SET EXERCISE: Set down each record exactly as written.

##### WORKING DATA

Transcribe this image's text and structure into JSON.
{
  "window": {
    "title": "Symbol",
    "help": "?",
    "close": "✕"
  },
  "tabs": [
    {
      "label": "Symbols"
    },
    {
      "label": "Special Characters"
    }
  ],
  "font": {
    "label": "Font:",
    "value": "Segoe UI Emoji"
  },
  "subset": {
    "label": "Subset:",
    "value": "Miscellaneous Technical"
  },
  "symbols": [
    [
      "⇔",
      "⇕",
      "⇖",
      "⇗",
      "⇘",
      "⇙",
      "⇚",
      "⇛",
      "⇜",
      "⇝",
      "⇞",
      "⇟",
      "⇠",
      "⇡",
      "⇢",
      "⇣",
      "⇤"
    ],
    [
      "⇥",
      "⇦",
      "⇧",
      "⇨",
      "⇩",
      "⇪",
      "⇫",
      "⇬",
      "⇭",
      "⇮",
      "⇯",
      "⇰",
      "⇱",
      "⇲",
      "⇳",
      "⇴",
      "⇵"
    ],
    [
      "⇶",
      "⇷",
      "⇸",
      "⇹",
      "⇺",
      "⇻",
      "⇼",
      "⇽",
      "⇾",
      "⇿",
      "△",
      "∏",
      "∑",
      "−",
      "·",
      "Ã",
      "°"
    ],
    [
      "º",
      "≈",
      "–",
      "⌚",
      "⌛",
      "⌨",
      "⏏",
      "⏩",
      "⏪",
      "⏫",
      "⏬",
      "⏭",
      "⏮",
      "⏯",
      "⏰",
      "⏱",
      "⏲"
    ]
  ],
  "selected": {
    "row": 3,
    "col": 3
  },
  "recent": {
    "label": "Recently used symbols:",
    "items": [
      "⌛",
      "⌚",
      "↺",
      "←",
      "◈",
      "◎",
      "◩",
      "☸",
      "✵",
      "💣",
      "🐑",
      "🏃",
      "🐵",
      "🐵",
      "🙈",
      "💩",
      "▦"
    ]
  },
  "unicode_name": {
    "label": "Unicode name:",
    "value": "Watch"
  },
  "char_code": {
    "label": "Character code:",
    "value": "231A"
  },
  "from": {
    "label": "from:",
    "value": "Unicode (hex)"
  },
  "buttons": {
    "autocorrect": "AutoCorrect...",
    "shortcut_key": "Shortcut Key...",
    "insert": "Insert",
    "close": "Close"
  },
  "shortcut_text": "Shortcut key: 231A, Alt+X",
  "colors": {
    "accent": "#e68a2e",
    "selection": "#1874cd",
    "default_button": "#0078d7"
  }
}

##########

WRITTEN SOLUTION:
Transcribe this image's text and structure into JSON.
{
  "window": {
    "title": "Symbol",
    "help": "?",
    "close": "✕"
  },
  "tabs": [
    {
      "label": "Symbols"
    },
    {
      "label": "Special Characters"
    }
  ],
  "font": {
    "label": "Font:",
    "value": "Segoe UI Emoji"
  },
  "subset": {
    "label": "Subset:",
    "value": "Miscellaneous Technical"
  },
  "symbols": [
    [
      "⇔",
      "⇕",
      "⇖",
      "⇗",
      "⇘",
      "⇙",
      "⇚",
      "⇛",
      "⇜",
      "⇝",
      "⇞",
      "⇟",
      "⇠",
      "⇡",
      "⇢",
      "⇣",
      "⇤"
    ],
    [
      "⇥",
      "⇦",
      "⇧",
      "⇨",
      "⇩",
      "⇪",
      "⇫",
      "⇬",
      "⇭",
      "⇮",
      "⇯",
      "⇰",
      "⇱",
      "⇲",
      "⇳",
      "⇴",
      "⇵"
    ],
    [
      "⇶",
      "⇷",
      "⇸",
      "⇹",
      "⇺",
      "⇻",
      "⇼",
      "⇽",
      "⇾",
      "⇿",
      "△",
      "∏",
      "∑",
      "−",
      "·",
      "Ã",
      "°"
    ],
    [
      "º",
      "≈",
      "–",
      "⌚",
      "⌛",
      "⌨",
      "⏏",
      "⏩",
      "⏪",
      "⏫",
      "⏬",
      "⏭",
      "⏮",
      "⏯",
      "⏰",
      "⏱",
      "⏲"
    ]
  ],
  "selected": {
    "row": 3,
    "col": 3
  },
  "recent": {
    "label": "Recently used symbols:",
    "items": [
      "⌛",
      "⌚",
      "↺",
      "←",
      "◈",
      "◎",
      "◩",
      "☸",
      "✵",
      "💣",
      "🐑",
      "🏃",
      "🐵",
      "🐵",
      "🙈",
      "💩",
      "▦"
    ]
  },
  "unicode_name": {
    "label": "Unicode name:",
    "value": "Watch"
  },
  "char_code": {
    "label": "Character code:",
    "value": "231A"
  },
  "from": {
    "label": "from:",
    "value": "Unicode (hex)"
  },
  "buttons": {
    "autocorrect": "AutoCorrect...",
    "shortcut_key": "Shortcut Key...",
    "insert": "Insert",
    "close": "Close"
  },
  "shortcut_text": "Shortcut key: 231A, Alt+X",
  "colors": {
    "accent": "#e68a2e",
    "selection": "#1874cd",
    "default_button": "#0078d7"
  }
}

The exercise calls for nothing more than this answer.